* start *

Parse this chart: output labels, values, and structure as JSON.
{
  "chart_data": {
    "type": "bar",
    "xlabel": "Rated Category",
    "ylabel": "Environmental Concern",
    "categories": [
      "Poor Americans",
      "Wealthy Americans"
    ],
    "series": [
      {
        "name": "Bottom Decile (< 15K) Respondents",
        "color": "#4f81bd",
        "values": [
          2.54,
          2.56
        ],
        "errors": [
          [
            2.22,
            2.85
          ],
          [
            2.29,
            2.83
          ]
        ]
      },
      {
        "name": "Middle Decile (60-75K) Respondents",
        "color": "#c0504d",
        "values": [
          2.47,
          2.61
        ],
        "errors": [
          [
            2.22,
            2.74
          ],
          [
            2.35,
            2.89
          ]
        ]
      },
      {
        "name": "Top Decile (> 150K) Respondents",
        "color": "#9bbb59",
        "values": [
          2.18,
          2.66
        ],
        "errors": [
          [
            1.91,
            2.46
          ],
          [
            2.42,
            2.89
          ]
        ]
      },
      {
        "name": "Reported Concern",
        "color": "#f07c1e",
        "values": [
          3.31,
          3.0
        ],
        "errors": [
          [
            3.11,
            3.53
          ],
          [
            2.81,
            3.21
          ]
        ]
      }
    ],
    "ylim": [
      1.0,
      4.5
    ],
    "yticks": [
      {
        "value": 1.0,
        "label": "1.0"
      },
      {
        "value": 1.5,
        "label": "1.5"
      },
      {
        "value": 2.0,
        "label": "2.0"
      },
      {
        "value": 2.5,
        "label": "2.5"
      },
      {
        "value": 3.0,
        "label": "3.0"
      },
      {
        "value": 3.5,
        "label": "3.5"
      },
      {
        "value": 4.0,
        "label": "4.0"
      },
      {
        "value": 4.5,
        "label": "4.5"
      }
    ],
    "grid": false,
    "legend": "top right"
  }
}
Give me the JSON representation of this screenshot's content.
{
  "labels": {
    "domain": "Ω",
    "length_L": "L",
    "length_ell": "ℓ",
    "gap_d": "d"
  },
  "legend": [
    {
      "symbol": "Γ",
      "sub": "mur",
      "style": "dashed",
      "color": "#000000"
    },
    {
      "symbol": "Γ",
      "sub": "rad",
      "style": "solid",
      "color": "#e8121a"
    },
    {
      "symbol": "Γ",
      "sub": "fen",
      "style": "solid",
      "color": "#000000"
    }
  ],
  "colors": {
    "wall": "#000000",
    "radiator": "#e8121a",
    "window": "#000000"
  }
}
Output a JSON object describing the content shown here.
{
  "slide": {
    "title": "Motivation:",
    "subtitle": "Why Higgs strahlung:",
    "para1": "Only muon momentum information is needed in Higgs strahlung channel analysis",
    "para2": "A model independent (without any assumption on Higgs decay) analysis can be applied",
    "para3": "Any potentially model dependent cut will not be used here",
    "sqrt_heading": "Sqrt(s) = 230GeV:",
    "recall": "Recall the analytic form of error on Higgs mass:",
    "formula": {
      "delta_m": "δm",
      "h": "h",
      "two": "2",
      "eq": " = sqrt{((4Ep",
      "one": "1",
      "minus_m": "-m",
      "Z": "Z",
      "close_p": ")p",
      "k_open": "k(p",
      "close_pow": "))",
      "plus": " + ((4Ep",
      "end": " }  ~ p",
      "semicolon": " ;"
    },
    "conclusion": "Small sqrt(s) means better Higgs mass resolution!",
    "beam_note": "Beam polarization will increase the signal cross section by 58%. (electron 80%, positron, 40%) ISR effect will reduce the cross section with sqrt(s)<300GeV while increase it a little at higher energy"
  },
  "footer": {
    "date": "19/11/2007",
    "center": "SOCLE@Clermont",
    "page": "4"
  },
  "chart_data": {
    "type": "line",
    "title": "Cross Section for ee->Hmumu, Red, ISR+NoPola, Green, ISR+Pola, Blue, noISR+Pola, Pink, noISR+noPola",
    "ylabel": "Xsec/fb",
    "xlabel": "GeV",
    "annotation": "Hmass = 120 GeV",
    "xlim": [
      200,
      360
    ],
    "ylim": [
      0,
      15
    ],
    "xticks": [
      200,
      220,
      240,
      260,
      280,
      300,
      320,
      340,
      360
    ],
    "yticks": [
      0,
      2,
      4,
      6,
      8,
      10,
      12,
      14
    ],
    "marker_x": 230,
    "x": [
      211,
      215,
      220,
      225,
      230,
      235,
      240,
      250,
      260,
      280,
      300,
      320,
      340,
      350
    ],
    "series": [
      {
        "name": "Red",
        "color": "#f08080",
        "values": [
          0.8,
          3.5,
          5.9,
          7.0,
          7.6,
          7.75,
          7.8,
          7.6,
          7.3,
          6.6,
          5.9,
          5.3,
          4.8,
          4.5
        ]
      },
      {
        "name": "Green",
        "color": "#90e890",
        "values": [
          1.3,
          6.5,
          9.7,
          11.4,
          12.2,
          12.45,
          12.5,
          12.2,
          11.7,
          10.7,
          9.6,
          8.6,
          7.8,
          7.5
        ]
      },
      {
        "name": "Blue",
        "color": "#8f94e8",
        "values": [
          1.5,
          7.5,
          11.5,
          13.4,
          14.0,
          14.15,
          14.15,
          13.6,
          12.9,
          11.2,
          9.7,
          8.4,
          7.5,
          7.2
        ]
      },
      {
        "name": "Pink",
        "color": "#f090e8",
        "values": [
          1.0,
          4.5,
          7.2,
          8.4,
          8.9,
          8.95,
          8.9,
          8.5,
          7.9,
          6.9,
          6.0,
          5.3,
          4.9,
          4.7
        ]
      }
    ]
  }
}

* end *

## [TASK STATEMENT]
Tally how many lines of the records hold the word "JSON". Answer with the number only.

## [FINISHED EXERCISE]
3